_Problem_:
Output exactly the lines that run from the line with "Read out every word on this page." to the end of the material, both ends included, and no other lines.

++++++++++++++++++++

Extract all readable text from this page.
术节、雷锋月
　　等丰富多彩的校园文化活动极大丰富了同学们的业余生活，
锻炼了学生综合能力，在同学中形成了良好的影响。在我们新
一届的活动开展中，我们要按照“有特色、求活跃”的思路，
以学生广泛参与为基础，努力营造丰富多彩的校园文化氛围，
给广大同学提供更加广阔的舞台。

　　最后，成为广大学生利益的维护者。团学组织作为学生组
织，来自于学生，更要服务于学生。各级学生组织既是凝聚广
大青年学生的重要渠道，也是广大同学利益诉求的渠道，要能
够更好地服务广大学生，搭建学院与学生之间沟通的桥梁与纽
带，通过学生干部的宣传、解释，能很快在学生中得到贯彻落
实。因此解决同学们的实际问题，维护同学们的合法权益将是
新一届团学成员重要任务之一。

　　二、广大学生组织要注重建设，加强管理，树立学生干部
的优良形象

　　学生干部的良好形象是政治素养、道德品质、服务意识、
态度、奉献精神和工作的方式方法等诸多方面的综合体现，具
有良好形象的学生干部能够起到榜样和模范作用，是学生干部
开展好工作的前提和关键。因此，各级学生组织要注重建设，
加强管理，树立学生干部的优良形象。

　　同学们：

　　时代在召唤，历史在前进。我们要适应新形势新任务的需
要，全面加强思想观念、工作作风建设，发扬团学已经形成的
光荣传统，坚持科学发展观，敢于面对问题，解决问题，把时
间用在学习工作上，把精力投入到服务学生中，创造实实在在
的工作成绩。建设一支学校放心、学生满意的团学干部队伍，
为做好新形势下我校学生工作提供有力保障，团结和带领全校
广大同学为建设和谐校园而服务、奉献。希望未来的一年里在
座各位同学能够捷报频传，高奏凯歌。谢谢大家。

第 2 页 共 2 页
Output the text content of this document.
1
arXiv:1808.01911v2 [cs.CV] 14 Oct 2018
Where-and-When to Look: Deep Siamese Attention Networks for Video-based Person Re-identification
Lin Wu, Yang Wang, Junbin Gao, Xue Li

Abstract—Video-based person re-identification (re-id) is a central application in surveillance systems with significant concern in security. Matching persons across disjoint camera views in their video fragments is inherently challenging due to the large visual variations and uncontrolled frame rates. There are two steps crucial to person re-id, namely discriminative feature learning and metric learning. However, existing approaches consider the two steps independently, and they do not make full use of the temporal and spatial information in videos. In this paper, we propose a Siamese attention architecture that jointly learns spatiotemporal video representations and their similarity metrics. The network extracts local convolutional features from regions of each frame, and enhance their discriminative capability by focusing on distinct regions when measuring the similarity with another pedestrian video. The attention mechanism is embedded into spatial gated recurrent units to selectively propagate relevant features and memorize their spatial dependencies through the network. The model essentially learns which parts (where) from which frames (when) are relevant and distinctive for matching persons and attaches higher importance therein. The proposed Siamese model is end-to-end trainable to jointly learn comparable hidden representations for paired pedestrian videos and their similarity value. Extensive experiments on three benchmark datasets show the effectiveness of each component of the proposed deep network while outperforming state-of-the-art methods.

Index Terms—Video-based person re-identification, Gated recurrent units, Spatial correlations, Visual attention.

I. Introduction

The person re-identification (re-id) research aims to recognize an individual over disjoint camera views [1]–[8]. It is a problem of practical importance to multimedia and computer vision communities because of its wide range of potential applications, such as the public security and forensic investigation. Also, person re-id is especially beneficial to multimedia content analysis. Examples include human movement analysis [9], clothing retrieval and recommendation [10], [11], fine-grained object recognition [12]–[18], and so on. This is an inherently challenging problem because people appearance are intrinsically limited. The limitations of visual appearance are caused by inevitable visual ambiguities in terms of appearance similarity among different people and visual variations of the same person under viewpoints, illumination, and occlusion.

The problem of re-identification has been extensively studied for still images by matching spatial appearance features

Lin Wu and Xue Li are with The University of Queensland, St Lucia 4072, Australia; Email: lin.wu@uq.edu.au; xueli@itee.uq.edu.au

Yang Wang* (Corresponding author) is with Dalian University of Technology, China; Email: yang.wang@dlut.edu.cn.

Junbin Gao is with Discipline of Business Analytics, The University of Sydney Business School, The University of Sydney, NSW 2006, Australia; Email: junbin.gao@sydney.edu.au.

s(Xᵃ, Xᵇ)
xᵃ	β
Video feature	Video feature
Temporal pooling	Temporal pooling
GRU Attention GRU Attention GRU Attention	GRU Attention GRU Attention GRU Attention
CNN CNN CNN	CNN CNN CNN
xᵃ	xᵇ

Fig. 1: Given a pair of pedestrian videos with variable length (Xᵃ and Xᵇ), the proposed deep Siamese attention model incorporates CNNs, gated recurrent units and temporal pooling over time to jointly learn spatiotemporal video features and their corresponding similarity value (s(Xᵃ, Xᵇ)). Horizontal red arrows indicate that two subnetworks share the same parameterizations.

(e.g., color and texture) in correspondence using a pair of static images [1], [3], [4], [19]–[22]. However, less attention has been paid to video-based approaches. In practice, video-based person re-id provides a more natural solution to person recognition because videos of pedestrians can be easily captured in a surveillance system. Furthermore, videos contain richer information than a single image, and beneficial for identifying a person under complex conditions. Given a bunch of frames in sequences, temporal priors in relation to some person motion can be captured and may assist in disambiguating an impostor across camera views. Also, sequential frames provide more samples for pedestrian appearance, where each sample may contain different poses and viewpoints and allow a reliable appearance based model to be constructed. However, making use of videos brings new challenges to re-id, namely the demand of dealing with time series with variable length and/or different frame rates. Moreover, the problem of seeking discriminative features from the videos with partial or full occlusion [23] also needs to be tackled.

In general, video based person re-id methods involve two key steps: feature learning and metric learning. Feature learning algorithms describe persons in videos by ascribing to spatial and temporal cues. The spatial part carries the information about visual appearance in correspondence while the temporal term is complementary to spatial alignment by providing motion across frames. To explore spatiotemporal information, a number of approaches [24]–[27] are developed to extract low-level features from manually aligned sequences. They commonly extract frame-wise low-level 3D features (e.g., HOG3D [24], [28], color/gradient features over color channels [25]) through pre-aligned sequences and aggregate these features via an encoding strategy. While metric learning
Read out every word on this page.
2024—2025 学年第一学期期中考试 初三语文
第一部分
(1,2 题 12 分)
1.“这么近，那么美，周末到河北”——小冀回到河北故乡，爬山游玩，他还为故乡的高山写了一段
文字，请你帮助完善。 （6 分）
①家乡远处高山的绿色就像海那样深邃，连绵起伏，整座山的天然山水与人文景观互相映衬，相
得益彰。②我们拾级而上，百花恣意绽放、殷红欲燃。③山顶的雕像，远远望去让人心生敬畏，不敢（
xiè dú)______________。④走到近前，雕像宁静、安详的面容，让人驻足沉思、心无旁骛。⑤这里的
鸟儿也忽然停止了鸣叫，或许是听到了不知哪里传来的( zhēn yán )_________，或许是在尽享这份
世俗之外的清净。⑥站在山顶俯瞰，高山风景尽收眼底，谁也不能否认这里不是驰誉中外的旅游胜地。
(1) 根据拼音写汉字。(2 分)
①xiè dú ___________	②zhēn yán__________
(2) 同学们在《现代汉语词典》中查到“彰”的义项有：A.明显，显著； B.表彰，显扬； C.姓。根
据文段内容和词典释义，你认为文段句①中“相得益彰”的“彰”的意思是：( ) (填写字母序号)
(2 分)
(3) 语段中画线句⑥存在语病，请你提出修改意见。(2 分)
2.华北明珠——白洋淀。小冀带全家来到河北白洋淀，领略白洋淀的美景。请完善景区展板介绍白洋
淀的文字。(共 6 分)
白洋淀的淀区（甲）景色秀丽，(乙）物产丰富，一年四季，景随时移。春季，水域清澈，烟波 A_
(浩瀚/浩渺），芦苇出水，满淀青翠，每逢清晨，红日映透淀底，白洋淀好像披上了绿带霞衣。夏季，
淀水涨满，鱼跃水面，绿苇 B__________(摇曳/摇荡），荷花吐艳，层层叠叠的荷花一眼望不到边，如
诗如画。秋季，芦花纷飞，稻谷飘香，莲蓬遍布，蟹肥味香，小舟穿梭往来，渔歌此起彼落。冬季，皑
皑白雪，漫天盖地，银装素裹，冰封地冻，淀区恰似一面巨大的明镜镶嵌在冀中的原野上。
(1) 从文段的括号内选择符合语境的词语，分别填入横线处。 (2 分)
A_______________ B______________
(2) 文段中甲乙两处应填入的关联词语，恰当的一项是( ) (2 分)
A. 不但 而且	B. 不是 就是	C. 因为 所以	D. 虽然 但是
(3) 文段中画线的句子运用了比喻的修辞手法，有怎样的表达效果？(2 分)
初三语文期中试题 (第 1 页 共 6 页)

++++++++++++++++++++

_Task solution_:
Read out every word on this page.
2024—2025 学年第一学期期中考试 初三语文
第一部分
(1,2 题 12 分)
1.“这么近，那么美，周末到河北”——小冀回到河北故乡，爬山游玩，他还为故乡的高山写了一段
文字，请你帮助完善。 （6 分）
①家乡远处高山的绿色就像海那样深邃，连绵起伏，整座山的天然山水与人文景观互相映衬，相
得益彰。②我们拾级而上，百花恣意绽放、殷红欲燃。③山顶的雕像，远远望去让人心生敬畏，不敢（
xiè dú)______________。④走到近前，雕像宁静、安详的面容，让人驻足沉思、心无旁骛。⑤这里的
鸟儿也忽然停止了鸣叫，或许是听到了不知哪里传来的( zhēn yán )_________，或许是在尽享这份
世俗之外的清净。⑥站在山顶俯瞰，高山风景尽收眼底，谁也不能否认这里不是驰誉中外的旅游胜地。
(1) 根据拼音写汉字。(2 分)
①xiè dú ___________	②zhēn yán__________
(2) 同学们在《现代汉语词典》中查到“彰”的义项有：A.明显，显著； B.表彰，显扬； C.姓。根
据文段内容和词典释义，你认为文段句①中“相得益彰”的“彰”的意思是：( ) (填写字母序号)
(2 分)
(3) 语段中画线句⑥存在语病，请你提出修改意见。(2 分)
2.华北明珠——白洋淀。小冀带全家来到河北白洋淀，领略白洋淀的美景。请完善景区展板介绍白洋
淀的文字。(共 6 分)
白洋淀的淀区（甲）景色秀丽，(乙）物产丰富，一年四季，景随时移。春季，水域清澈，烟波 A_
(浩瀚/浩渺），芦苇出水，满淀青翠，每逢清晨，红日映透淀底，白洋淀好像披上了绿带霞衣。夏季，
淀水涨满，鱼跃水面，绿苇 B__________(摇曳/摇荡），荷花吐艳，层层叠叠的荷花一眼望不到边，如
诗如画。秋季，芦花纷飞，稻谷飘香，莲蓬遍布，蟹肥味香，小舟穿梭往来，渔歌此起彼落。冬季，皑
皑白雪，漫天盖地，银装素裹，冰封地冻，淀区恰似一面巨大的明镜镶嵌在冀中的原野上。
(1) 从文段的括号内选择符合语境的词语，分别填入横线处。 (2 分)
A_______________ B______________
(2) 文段中甲乙两处应填入的关联词语，恰当的一项是( ) (2 分)
A. 不但 而且	B. 不是 就是	C. 因为 所以	D. 虽然 但是
(3) 文段中画线的句子运用了比喻的修辞手法，有怎样的表达效果？(2 分)
初三语文期中试题 (第 1 页 共 6 页)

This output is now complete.